> **Problem description**
Exact reproduction is required for all entries.

> **Data supplied**
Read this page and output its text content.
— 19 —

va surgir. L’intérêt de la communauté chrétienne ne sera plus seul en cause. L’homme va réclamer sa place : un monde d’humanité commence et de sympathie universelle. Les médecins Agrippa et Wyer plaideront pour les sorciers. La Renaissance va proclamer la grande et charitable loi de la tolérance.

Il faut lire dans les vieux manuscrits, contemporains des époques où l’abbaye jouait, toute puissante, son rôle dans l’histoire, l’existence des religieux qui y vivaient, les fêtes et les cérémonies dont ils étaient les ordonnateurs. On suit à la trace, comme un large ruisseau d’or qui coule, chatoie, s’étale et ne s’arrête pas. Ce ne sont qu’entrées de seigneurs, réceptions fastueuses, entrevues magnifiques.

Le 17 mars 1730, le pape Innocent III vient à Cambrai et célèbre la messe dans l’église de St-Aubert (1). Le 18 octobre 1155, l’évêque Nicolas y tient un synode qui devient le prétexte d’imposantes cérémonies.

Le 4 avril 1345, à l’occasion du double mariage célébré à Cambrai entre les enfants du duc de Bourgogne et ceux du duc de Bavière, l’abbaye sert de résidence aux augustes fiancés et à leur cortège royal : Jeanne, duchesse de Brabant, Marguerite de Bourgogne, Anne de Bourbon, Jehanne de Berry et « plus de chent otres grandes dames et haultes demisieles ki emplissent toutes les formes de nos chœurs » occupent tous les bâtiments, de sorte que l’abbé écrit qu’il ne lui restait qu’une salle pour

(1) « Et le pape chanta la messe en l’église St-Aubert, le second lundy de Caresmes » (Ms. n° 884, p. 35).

> **Answer in full**
Read this page and output its text content.
— 19 —

va surgir. L’intérêt de la communauté chrétienne ne sera plus seul en cause. L’homme va réclamer sa place : un monde d’humanité commence et de sympathie universelle. Les médecins Agrippa et Wyer plaideront pour les sorciers. La Renaissance va proclamer la grande et charitable loi de la tolérance.

Il faut lire dans les vieux manuscrits, contemporains des époques où l’abbaye jouait, toute puissante, son rôle dans l’histoire, l’existence des religieux qui y vivaient, les fêtes et les cérémonies dont ils étaient les ordonnateurs. On suit à la trace, comme un large ruisseau d’or qui coule, chatoie, s’étale et ne s’arrête pas. Ce ne sont qu’entrées de seigneurs, réceptions fastueuses, entrevues magnifiques.

Le 17 mars 1730, le pape Innocent III vient à Cambrai et célèbre la messe dans l’église de St-Aubert (1). Le 18 octobre 1155, l’évêque Nicolas y tient un synode qui devient le prétexte d’imposantes cérémonies.

Le 4 avril 1345, à l’occasion du double mariage célébré à Cambrai entre les enfants du duc de Bourgogne et ceux du duc de Bavière, l’abbaye sert de résidence aux augustes fiancés et à leur cortège royal : Jeanne, duchesse de Brabant, Marguerite de Bourgogne, Anne de Bourbon, Jehanne de Berry et « plus de chent otres grandes dames et haultes demisieles ki emplissent toutes les formes de nos chœurs » occupent tous les bâtiments, de sorte que l’abbé écrit qu’il ne lui restait qu’une salle pour

(1) « Et le pape chanta la messe en l’église St-Aubert, le second lundy de Caresmes » (Ms. n° 884, p. 35).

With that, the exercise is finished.